Stored records
------------
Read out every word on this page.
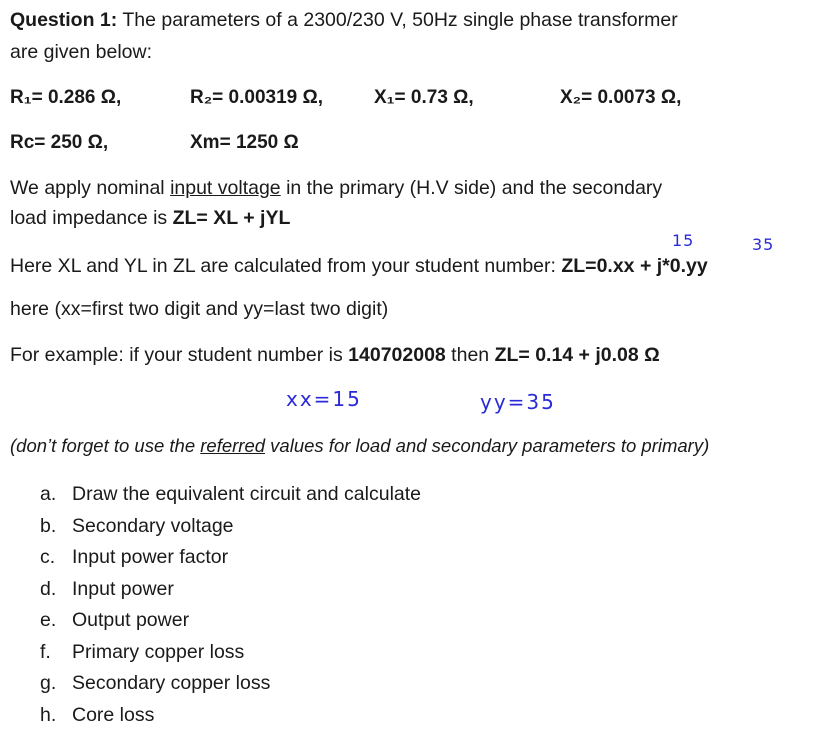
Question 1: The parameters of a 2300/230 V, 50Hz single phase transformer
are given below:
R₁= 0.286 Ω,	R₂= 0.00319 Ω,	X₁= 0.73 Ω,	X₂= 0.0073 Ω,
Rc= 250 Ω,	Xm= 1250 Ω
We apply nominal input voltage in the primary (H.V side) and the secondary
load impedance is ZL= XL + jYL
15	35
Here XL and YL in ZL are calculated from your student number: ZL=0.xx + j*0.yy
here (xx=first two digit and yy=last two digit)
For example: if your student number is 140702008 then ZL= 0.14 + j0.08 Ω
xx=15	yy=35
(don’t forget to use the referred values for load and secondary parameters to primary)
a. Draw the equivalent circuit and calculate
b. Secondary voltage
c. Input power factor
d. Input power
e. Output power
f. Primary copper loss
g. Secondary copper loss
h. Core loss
------------
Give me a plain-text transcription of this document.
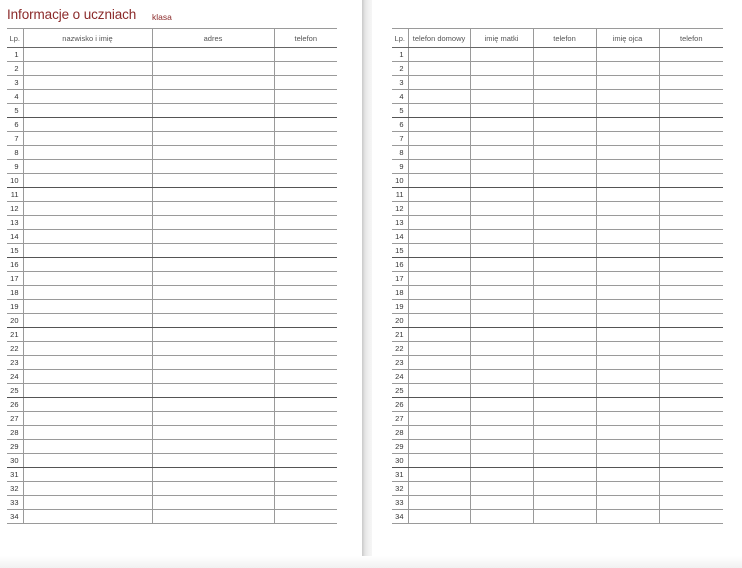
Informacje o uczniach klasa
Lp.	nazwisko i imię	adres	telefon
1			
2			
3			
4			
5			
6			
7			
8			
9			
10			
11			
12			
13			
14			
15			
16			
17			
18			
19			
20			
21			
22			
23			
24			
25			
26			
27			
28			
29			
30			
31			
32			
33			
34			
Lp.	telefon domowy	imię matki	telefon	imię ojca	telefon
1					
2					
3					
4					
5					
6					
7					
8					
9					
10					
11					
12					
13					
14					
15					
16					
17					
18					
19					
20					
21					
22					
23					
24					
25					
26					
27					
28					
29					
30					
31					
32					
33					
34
------------
**Problem description**. Gather each line in these records that contains the string "copper".

**In response**.
f. Primary copper loss
g. Secondary copper loss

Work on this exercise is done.